Brief: In the listing below, find every line with the string "Dennis" and pull it out.

Supplied information:

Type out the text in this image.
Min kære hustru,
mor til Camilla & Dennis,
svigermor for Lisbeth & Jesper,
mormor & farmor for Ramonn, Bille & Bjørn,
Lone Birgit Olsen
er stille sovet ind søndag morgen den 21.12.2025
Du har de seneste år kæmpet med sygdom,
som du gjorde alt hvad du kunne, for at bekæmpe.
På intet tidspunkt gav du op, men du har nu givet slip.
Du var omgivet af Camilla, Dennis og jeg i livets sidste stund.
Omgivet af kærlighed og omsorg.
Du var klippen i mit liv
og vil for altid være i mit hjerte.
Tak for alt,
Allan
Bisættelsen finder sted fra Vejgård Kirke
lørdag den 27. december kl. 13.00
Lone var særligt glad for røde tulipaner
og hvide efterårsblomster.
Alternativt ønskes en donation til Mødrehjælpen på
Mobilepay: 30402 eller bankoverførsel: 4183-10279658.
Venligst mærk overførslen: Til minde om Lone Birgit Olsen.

The reply:
mor til Camilla & Dennis,
Du var omgivet af Camilla, Dennis og jeg i livets sidste stund.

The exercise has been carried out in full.